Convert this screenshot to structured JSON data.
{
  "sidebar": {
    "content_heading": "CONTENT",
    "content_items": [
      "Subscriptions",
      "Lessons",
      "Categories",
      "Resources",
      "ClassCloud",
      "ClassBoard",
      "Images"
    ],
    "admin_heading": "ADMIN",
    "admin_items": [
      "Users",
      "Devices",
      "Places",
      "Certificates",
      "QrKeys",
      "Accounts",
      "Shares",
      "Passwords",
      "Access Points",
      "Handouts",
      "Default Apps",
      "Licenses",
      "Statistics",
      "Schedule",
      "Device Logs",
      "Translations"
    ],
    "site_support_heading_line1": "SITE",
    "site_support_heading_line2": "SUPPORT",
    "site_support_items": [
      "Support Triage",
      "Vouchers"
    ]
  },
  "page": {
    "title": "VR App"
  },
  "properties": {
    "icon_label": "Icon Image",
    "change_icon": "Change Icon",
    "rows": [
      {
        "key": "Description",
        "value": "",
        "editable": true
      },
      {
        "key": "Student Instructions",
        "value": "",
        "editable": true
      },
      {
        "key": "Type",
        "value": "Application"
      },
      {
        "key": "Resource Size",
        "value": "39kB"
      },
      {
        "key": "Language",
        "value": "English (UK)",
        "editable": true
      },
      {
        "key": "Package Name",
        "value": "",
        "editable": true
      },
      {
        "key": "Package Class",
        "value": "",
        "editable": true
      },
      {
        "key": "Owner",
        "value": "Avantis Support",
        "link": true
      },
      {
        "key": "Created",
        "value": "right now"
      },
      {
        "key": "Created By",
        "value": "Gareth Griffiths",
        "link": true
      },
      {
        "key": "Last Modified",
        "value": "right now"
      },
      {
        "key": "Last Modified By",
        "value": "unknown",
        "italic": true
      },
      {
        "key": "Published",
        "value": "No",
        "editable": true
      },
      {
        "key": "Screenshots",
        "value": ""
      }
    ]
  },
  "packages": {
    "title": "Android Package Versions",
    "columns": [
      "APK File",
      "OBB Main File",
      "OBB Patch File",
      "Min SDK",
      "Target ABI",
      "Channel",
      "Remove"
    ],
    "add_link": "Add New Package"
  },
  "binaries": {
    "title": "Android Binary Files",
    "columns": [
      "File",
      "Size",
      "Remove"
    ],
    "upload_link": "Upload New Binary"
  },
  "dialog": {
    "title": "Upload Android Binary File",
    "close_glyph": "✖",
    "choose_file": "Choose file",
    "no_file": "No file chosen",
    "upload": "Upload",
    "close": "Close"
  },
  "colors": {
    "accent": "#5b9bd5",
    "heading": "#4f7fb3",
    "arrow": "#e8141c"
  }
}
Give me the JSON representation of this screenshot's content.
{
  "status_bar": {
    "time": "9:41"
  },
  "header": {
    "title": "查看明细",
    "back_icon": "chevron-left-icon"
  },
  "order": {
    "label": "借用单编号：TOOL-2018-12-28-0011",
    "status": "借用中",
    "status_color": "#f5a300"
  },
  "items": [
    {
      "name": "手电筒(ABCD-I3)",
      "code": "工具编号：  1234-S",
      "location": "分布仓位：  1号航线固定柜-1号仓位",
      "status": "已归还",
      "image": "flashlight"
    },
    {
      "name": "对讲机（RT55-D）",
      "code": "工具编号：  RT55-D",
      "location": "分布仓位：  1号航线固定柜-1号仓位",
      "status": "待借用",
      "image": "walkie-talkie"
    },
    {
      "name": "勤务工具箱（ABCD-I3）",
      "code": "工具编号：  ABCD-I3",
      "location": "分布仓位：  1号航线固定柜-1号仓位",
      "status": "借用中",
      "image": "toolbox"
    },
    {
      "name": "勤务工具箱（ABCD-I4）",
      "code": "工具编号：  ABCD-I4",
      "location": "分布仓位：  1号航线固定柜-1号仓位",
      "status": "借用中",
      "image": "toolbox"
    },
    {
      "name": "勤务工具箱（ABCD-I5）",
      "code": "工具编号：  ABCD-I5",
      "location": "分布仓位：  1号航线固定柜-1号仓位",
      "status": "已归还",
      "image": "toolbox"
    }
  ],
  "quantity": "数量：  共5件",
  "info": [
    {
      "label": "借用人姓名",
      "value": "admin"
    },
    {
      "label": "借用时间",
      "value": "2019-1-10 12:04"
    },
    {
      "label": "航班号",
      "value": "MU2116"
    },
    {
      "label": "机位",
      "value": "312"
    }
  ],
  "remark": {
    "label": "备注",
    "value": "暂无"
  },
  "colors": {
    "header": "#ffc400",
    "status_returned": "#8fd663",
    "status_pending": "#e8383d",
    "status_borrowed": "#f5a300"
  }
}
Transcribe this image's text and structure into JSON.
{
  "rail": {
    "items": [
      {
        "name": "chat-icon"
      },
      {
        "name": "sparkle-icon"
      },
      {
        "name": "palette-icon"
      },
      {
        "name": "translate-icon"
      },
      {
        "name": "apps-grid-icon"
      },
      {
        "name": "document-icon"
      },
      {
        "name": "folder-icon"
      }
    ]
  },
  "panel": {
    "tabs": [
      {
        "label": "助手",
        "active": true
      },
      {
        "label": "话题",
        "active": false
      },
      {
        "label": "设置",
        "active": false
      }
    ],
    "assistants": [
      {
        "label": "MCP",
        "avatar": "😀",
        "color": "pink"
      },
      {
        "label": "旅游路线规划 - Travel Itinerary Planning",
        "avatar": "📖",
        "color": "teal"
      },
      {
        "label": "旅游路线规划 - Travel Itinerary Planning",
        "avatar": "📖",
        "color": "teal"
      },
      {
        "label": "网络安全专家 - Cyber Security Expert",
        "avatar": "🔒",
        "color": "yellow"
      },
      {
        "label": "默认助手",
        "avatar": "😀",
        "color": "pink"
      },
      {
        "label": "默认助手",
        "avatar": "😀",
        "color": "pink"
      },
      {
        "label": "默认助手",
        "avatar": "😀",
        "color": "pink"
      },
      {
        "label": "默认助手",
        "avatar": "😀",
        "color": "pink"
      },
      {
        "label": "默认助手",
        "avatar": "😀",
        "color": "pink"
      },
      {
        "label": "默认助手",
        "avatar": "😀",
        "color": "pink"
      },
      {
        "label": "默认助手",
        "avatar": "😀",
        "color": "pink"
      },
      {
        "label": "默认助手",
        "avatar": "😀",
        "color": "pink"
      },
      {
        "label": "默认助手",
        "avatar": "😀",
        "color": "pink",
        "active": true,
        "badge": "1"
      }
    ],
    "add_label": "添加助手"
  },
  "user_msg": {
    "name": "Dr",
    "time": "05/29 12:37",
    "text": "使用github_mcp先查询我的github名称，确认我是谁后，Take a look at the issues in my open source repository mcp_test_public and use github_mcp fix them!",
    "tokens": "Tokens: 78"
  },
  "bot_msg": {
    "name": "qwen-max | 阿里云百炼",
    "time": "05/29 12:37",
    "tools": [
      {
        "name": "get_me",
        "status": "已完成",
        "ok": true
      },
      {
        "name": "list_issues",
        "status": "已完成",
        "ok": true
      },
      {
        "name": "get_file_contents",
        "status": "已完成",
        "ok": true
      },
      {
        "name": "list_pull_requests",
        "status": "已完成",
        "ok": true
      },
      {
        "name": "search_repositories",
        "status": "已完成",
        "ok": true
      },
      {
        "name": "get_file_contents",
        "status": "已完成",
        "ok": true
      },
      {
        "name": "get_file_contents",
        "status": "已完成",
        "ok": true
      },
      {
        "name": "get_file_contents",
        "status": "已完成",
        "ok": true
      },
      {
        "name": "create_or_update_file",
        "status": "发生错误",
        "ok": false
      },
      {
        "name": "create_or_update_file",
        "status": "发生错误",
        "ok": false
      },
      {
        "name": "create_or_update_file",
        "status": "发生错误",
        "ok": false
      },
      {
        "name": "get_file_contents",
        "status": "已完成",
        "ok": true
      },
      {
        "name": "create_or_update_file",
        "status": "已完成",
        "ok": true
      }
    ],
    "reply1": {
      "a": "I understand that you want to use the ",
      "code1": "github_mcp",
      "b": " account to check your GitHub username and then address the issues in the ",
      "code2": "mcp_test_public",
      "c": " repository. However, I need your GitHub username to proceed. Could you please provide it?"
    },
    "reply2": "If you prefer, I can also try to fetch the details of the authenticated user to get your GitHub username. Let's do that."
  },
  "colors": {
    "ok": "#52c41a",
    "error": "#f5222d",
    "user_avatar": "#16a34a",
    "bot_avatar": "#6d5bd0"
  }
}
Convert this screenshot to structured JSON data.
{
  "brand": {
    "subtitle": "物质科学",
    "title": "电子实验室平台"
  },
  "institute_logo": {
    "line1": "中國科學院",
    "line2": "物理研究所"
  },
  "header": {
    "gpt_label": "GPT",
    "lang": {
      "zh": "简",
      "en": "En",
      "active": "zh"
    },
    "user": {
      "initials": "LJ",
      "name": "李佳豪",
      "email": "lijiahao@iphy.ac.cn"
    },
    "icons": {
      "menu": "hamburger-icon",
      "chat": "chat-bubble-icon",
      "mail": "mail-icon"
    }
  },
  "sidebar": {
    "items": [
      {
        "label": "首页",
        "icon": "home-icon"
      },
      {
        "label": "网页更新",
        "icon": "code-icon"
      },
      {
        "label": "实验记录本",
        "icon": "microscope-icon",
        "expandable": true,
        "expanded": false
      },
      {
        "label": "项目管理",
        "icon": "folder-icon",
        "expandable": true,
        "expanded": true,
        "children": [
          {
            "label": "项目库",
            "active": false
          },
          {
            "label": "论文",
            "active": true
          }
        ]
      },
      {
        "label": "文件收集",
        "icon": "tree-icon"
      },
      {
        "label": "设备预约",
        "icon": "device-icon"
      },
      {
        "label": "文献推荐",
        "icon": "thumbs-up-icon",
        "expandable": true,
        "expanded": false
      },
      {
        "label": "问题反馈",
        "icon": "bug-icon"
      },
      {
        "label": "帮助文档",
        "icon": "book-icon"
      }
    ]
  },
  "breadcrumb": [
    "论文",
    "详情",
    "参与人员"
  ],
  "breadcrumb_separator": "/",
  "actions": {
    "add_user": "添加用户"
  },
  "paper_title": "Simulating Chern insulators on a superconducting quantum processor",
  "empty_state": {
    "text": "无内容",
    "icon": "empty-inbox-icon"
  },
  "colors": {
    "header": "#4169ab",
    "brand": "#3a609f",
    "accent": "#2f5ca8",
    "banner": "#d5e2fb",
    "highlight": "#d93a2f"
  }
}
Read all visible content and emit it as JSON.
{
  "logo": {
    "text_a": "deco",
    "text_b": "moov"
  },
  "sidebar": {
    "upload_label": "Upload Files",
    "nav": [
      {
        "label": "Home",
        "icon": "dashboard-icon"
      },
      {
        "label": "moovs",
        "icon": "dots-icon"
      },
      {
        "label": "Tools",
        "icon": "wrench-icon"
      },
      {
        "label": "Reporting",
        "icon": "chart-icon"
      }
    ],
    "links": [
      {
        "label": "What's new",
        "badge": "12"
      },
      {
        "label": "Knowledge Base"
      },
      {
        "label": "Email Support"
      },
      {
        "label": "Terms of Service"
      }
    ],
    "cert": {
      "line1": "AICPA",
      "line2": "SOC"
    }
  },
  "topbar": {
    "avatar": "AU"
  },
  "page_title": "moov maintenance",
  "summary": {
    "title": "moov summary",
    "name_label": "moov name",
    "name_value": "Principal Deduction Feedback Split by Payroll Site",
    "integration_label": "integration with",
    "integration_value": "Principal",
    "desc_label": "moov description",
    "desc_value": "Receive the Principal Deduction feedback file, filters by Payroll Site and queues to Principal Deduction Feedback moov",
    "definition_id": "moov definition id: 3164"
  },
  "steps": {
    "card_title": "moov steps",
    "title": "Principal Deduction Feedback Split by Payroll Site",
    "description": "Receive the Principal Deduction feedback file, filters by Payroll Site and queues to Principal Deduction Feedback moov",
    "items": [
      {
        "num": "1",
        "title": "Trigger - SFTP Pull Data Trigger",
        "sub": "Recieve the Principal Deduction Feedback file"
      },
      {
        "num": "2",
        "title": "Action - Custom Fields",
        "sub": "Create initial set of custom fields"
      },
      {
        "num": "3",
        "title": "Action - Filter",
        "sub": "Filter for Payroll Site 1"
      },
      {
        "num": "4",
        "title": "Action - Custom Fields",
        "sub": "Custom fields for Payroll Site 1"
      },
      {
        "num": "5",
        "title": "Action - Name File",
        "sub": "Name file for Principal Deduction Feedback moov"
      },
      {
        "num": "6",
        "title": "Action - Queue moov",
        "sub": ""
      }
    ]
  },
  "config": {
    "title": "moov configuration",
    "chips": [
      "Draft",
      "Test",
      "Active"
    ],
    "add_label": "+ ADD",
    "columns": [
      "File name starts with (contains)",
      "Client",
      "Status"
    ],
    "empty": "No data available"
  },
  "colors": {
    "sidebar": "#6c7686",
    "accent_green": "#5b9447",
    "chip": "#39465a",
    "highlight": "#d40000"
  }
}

→ EXERCISE AIM
Tally the lines of the records holding the word "repository", then give only the resulting number.

→ RESULT FOR THIS TASK
2